**Work to be completed**
The entries below should be transcribed in their entirety, exactly as written.
-- Source data start --
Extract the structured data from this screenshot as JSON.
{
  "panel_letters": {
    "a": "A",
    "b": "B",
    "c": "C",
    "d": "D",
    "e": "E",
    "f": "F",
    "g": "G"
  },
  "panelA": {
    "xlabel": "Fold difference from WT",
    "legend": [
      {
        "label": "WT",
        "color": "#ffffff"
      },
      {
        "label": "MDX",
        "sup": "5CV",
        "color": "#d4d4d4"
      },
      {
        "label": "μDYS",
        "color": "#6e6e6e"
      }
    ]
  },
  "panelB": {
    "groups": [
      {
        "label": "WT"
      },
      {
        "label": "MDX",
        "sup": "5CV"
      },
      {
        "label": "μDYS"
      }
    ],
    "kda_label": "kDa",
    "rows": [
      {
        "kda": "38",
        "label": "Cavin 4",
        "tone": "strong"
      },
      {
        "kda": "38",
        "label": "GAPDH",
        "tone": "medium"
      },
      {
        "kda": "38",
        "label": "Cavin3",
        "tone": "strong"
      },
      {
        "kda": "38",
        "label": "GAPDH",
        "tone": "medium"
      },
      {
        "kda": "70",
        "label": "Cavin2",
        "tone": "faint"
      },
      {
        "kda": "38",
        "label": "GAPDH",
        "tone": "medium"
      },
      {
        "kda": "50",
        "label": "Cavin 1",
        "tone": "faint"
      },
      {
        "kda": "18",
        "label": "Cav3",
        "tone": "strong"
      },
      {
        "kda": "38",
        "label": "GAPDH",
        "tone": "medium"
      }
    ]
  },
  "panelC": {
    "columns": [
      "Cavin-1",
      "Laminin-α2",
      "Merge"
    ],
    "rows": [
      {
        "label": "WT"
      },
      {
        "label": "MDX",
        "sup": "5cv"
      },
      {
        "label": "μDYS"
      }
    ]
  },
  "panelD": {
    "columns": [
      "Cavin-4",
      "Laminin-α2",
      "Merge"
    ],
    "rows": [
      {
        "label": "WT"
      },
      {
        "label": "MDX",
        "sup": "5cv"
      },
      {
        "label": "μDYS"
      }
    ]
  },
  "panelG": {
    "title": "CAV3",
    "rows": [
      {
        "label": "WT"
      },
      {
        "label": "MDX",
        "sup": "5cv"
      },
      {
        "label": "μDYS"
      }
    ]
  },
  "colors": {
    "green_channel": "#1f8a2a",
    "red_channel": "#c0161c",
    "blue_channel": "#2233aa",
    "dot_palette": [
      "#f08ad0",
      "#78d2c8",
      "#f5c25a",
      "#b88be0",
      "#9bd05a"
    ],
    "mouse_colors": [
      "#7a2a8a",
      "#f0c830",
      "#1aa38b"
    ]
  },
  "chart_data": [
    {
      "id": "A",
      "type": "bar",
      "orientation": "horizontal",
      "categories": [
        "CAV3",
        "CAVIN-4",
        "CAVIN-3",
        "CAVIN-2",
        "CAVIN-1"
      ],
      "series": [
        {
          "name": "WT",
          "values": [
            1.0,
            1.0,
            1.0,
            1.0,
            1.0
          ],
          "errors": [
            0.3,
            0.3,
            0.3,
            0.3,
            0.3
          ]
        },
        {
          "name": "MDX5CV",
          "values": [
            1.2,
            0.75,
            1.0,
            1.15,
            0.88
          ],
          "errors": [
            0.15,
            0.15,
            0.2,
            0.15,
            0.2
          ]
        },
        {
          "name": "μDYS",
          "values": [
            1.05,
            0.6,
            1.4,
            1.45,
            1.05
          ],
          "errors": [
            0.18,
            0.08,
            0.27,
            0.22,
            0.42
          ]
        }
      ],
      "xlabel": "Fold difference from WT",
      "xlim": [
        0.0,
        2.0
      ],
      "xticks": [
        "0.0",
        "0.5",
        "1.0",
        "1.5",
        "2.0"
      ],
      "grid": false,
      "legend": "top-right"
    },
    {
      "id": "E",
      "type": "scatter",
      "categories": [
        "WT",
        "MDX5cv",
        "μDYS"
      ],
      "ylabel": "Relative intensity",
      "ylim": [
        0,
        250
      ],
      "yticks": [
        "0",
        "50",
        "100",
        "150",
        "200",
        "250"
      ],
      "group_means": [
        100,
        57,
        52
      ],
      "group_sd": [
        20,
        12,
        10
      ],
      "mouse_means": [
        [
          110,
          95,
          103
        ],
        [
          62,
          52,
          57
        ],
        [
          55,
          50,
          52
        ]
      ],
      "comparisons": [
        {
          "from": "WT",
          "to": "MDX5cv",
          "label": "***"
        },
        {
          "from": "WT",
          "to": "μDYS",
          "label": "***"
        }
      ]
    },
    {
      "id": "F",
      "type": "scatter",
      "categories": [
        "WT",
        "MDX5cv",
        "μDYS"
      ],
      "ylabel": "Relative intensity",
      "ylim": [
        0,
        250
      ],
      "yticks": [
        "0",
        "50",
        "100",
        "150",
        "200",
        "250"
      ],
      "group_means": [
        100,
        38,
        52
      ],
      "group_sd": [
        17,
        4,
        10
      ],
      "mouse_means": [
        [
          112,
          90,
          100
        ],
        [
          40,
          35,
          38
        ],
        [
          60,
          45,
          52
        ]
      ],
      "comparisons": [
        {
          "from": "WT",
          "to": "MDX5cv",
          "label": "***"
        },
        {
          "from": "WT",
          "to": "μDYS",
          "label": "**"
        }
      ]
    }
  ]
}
-- Source data end --
**Task solution**
Extract the structured data from this screenshot as JSON.
{
  "panel_letters": {
    "a": "A",
    "b": "B",
    "c": "C",
    "d": "D",
    "e": "E",
    "f": "F",
    "g": "G"
  },
  "panelA": {
    "xlabel": "Fold difference from WT",
    "legend": [
      {
        "label": "WT",
        "color": "#ffffff"
      },
      {
        "label": "MDX",
        "sup": "5CV",
        "color": "#d4d4d4"
      },
      {
        "label": "μDYS",
        "color": "#6e6e6e"
      }
    ]
  },
  "panelB": {
    "groups": [
      {
        "label": "WT"
      },
      {
        "label": "MDX",
        "sup": "5CV"
      },
      {
        "label": "μDYS"
      }
    ],
    "kda_label": "kDa",
    "rows": [
      {
        "kda": "38",
        "label": "Cavin 4",
        "tone": "strong"
      },
      {
        "kda": "38",
        "label": "GAPDH",
        "tone": "medium"
      },
      {
        "kda": "38",
        "label": "Cavin3",
        "tone": "strong"
      },
      {
        "kda": "38",
        "label": "GAPDH",
        "tone": "medium"
      },
      {
        "kda": "70",
        "label": "Cavin2",
        "tone": "faint"
      },
      {
        "kda": "38",
        "label": "GAPDH",
        "tone": "medium"
      },
      {
        "kda": "50",
        "label": "Cavin 1",
        "tone": "faint"
      },
      {
        "kda": "18",
        "label": "Cav3",
        "tone": "strong"
      },
      {
        "kda": "38",
        "label": "GAPDH",
        "tone": "medium"
      }
    ]
  },
  "panelC": {
    "columns": [
      "Cavin-1",
      "Laminin-α2",
      "Merge"
    ],
    "rows": [
      {
        "label": "WT"
      },
      {
        "label": "MDX",
        "sup": "5cv"
      },
      {
        "label": "μDYS"
      }
    ]
  },
  "panelD": {
    "columns": [
      "Cavin-4",
      "Laminin-α2",
      "Merge"
    ],
    "rows": [
      {
        "label": "WT"
      },
      {
        "label": "MDX",
        "sup": "5cv"
      },
      {
        "label": "μDYS"
      }
    ]
  },
  "panelG": {
    "title": "CAV3",
    "rows": [
      {
        "label": "WT"
      },
      {
        "label": "MDX",
        "sup": "5cv"
      },
      {
        "label": "μDYS"
      }
    ]
  },
  "colors": {
    "green_channel": "#1f8a2a",
    "red_channel": "#c0161c",
    "blue_channel": "#2233aa",
    "dot_palette": [
      "#f08ad0",
      "#78d2c8",
      "#f5c25a",
      "#b88be0",
      "#9bd05a"
    ],
    "mouse_colors": [
      "#7a2a8a",
      "#f0c830",
      "#1aa38b"
    ]
  },
  "chart_data": [
    {
      "id": "A",
      "type": "bar",
      "orientation": "horizontal",
      "categories": [
        "CAV3",
        "CAVIN-4",
        "CAVIN-3",
        "CAVIN-2",
        "CAVIN-1"
      ],
      "series": [
        {
          "name": "WT",
          "values": [
            1.0,
            1.0,
            1.0,
            1.0,
            1.0
          ],
          "errors": [
            0.3,
            0.3,
            0.3,
            0.3,
            0.3
          ]
        },
        {
          "name": "MDX5CV",
          "values": [
            1.2,
            0.75,
            1.0,
            1.15,
            0.88
          ],
          "errors": [
            0.15,
            0.15,
            0.2,
            0.15,
            0.2
          ]
        },
        {
          "name": "μDYS",
          "values": [
            1.05,
            0.6,
            1.4,
            1.45,
            1.05
          ],
          "errors": [
            0.18,
            0.08,
            0.27,
            0.22,
            0.42
          ]
        }
      ],
      "xlabel": "Fold difference from WT",
      "xlim": [
        0.0,
        2.0
      ],
      "xticks": [
        "0.0",
        "0.5",
        "1.0",
        "1.5",
        "2.0"
      ],
      "grid": false,
      "legend": "top-right"
    },
    {
      "id": "E",
      "type": "scatter",
      "categories": [
        "WT",
        "MDX5cv",
        "μDYS"
      ],
      "ylabel": "Relative intensity",
      "ylim": [
        0,
        250
      ],
      "yticks": [
        "0",
        "50",
        "100",
        "150",
        "200",
        "250"
      ],
      "group_means": [
        100,
        57,
        52
      ],
      "group_sd": [
        20,
        12,
        10
      ],
      "mouse_means": [
        [
          110,
          95,
          103
        ],
        [
          62,
          52,
          57
        ],
        [
          55,
          50,
          52
        ]
      ],
      "comparisons": [
        {
          "from": "WT",
          "to": "MDX5cv",
          "label": "***"
        },
        {
          "from": "WT",
          "to": "μDYS",
          "label": "***"
        }
      ]
    },
    {
      "id": "F",
      "type": "scatter",
      "categories": [
        "WT",
        "MDX5cv",
        "μDYS"
      ],
      "ylabel": "Relative intensity",
      "ylim": [
        0,
        250
      ],
      "yticks": [
        "0",
        "50",
        "100",
        "150",
        "200",
        "250"
      ],
      "group_means": [
        100,
        38,
        52
      ],
      "group_sd": [
        17,
        4,
        10
      ],
      "mouse_means": [
        [
          112,
          90,
          100
        ],
        [
          40,
          35,
          38
        ],
        [
          60,
          45,
          52
        ]
      ],
      "comparisons": [
        {
          "from": "WT",
          "to": "MDX5cv",
          "label": "***"
        },
        {
          "from": "WT",
          "to": "μDYS",
          "label": "**"
        }
      ]
    }
  ]
}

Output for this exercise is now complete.